• GOAL:
Collect every line below that contains the word "υπογραφής".

• DATA FOR THIS EXERCISE:
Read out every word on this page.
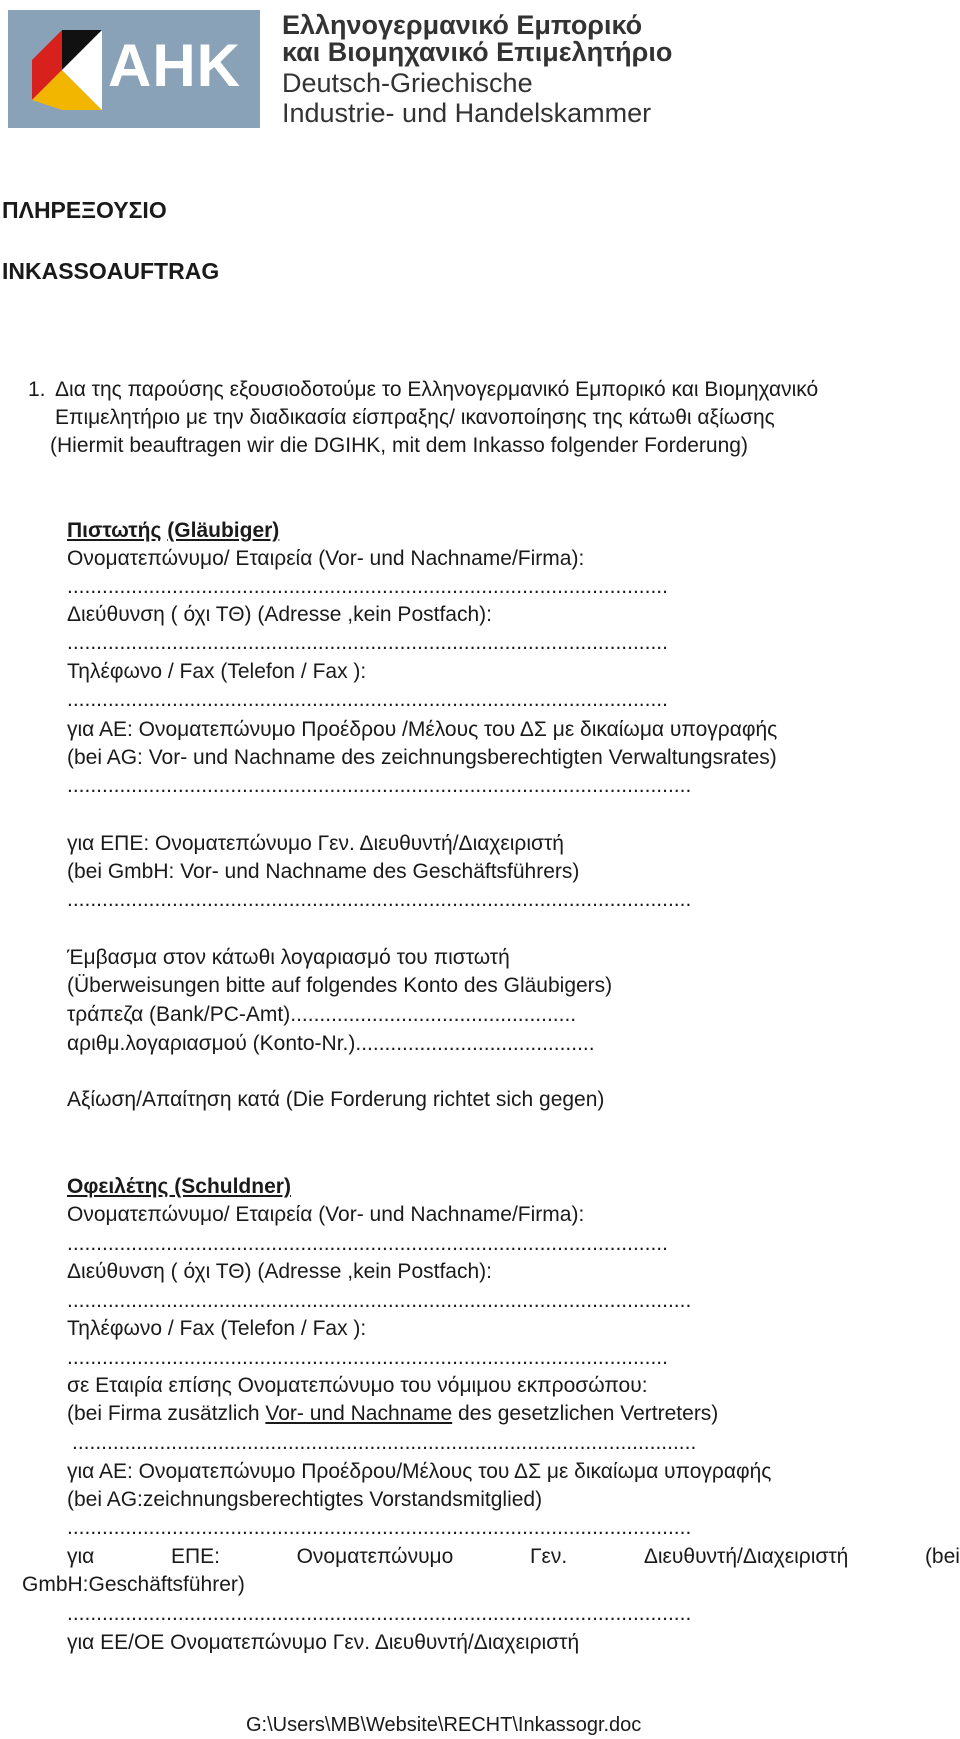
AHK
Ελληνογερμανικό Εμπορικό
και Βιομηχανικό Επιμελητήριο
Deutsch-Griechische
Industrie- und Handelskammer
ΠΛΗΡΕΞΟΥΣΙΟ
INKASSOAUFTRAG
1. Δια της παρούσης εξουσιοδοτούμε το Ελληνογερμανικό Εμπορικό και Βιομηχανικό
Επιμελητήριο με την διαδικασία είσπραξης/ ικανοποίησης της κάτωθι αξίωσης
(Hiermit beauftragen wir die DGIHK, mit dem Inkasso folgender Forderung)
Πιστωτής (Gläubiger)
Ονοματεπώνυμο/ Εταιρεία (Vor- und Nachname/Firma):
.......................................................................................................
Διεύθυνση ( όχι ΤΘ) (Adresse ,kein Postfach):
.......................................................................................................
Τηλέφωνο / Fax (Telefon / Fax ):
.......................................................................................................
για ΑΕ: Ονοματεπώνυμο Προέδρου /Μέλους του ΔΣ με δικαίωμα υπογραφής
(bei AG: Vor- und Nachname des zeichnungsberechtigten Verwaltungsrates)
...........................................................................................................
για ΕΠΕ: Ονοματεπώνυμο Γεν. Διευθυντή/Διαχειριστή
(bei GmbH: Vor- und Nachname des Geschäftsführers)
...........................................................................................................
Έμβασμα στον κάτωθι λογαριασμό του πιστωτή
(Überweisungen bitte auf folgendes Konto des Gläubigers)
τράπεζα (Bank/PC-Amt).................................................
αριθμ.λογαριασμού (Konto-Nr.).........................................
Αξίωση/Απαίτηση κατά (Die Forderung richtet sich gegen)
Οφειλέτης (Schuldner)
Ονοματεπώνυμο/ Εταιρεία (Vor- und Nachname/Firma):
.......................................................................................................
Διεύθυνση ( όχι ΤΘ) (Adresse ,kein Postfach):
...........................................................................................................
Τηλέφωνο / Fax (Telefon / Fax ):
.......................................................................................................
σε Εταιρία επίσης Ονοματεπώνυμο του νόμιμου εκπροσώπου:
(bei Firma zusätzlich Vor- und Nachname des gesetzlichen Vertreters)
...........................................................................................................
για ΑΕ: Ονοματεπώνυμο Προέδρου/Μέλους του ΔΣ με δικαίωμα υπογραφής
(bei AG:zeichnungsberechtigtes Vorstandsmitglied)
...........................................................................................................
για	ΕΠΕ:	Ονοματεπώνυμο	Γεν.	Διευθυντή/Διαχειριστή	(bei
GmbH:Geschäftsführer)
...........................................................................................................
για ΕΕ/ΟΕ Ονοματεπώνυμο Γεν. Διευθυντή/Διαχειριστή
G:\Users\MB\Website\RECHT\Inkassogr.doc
* * *
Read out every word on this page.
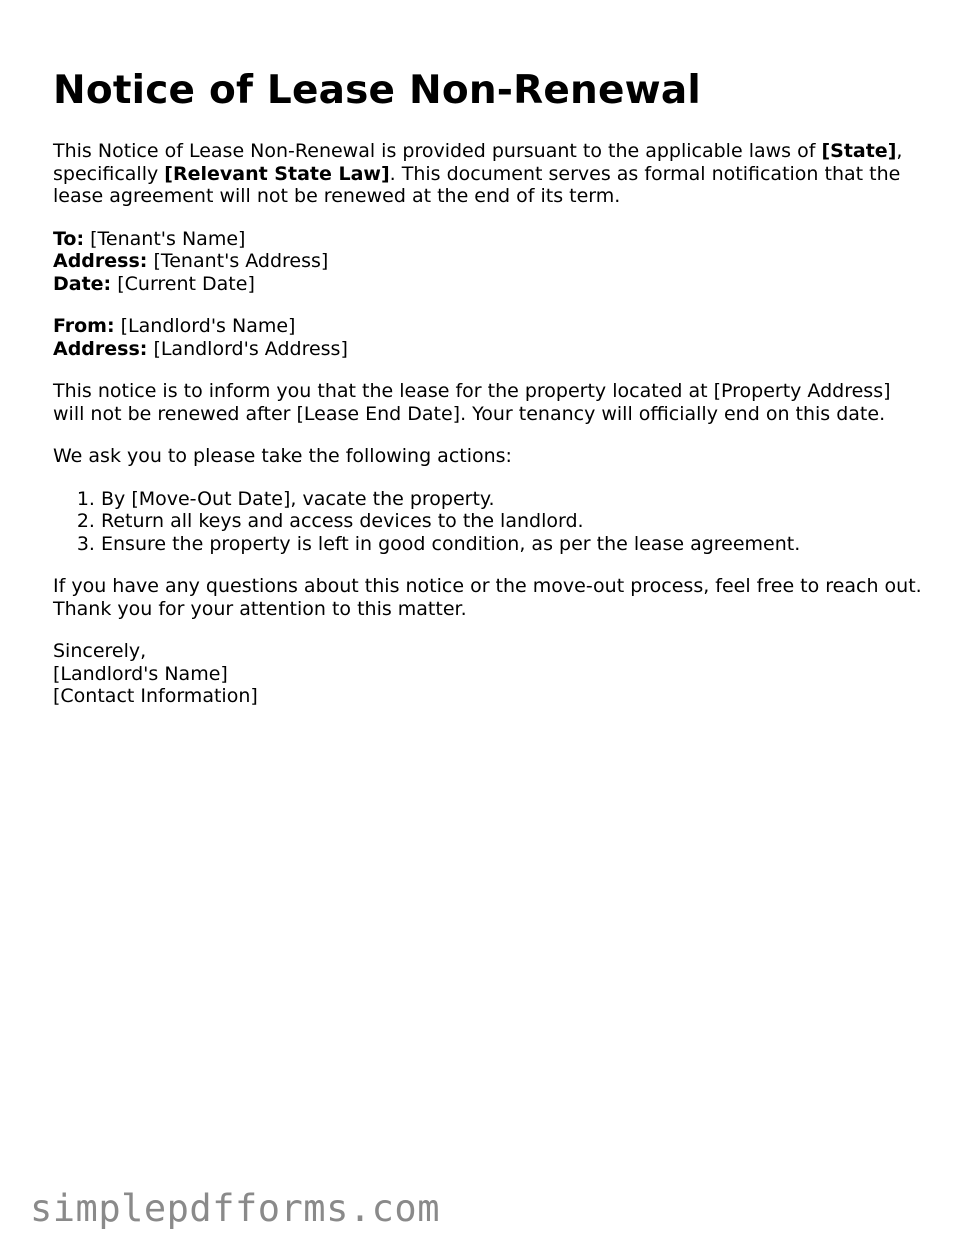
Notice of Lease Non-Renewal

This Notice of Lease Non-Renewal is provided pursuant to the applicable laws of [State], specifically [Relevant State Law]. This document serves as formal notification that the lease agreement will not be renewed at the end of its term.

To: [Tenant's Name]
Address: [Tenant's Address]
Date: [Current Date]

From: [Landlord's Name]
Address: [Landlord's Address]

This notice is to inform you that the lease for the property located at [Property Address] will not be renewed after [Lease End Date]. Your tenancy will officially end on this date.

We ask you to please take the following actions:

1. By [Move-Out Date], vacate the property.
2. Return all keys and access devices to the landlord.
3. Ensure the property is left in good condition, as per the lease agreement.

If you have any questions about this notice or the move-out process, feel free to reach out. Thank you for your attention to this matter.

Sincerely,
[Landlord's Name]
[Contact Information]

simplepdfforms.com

• CORRECT ANSWER:
για ΑΕ: Ονοματεπώνυμο Προέδρου /Μέλους του ΔΣ με δικαίωμα υπογραφής
για ΑΕ: Ονοματεπώνυμο Προέδρου/Μέλους του ΔΣ με δικαίωμα υπογραφής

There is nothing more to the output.